Start of RECORDS SHOWN
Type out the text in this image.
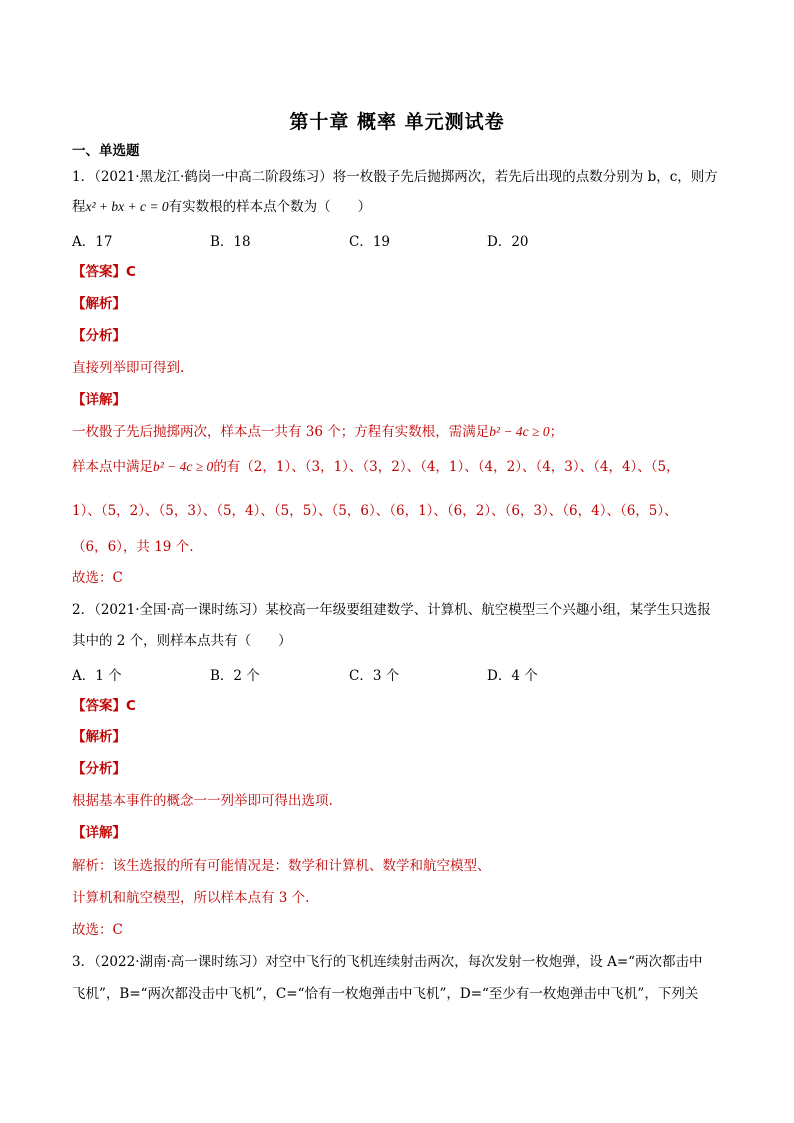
第十章 概率 单元测试卷
一、单选题
1．（2021·黑龙江·鹤岗一中高二阶段练习）将一枚骰子先后抛掷两次，若先后出现的点数分别为 b，c，则方
程x² + bx + c = 0有实数根的样本点个数为（　　）
A．17	B．18	C．19	D．20
【答案】C
【解析】
【分析】
直接列举即可得到.
【详解】
一枚骰子先后抛掷两次，样本点一共有 36 个；方程有实数根，需满足b² − 4c ≥ 0；
样本点中满足b² − 4c ≥ 0的有（2，1）、（3，1）、（3，2）、（4，1）、（4，2）、（4，3）、（4，4）、（5，
1）、（5，2）、（5，3）、（5，4）、（5，5）、（5，6）、（6，1）、（6，2）、（6，3）、（6，4）、（6，5）、
（6，6），共 19 个.
故选：C
2．（2021·全国·高一课时练习）某校高一年级要组建数学、计算机、航空模型三个兴趣小组，某学生只选报
其中的 2 个，则样本点共有（　　）
A．1 个	B．2 个	C．3 个	D．4 个
【答案】C
【解析】
【分析】
根据基本事件的概念一一列举即可得出选项.
【详解】
解析：该生选报的所有可能情况是：数学和计算机、数学和航空模型、
计算机和航空模型，所以样本点有 3 个.
故选：C
3．（2022·湖南·高一课时练习）对空中飞行的飞机连续射击两次，每次发射一枚炮弹，设 A=“两次都击中
飞机”，B=“两次都没击中飞机”，C=“恰有一枚炮弹击中飞机”，D=“至少有一枚炮弹击中飞机”，下列关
End of RECORDS SHOWN
EXERCISE GOAL =
Transcribe all the data word for word; the images stay out.

SOLUTION BELOW =
Type out the text in this image.
第十章 概率 单元测试卷
一、单选题
1．（2021·黑龙江·鹤岗一中高二阶段练习）将一枚骰子先后抛掷两次，若先后出现的点数分别为 b，c，则方
程x² + bx + c = 0有实数根的样本点个数为（　　）
A．17	B．18	C．19	D．20
【答案】C
【解析】
【分析】
直接列举即可得到.
【详解】
一枚骰子先后抛掷两次，样本点一共有 36 个；方程有实数根，需满足b² − 4c ≥ 0；
样本点中满足b² − 4c ≥ 0的有（2，1）、（3，1）、（3，2）、（4，1）、（4，2）、（4，3）、（4，4）、（5，
1）、（5，2）、（5，3）、（5，4）、（5，5）、（5，6）、（6，1）、（6，2）、（6，3）、（6，4）、（6，5）、
（6，6），共 19 个.
故选：C
2．（2021·全国·高一课时练习）某校高一年级要组建数学、计算机、航空模型三个兴趣小组，某学生只选报
其中的 2 个，则样本点共有（　　）
A．1 个	B．2 个	C．3 个	D．4 个
【答案】C
【解析】
【分析】
根据基本事件的概念一一列举即可得出选项.
【详解】
解析：该生选报的所有可能情况是：数学和计算机、数学和航空模型、
计算机和航空模型，所以样本点有 3 个.
故选：C
3．（2022·湖南·高一课时练习）对空中飞行的飞机连续射击两次，每次发射一枚炮弹，设 A=“两次都击中
飞机”，B=“两次都没击中飞机”，C=“恰有一枚炮弹击中飞机”，D=“至少有一枚炮弹击中飞机”，下列关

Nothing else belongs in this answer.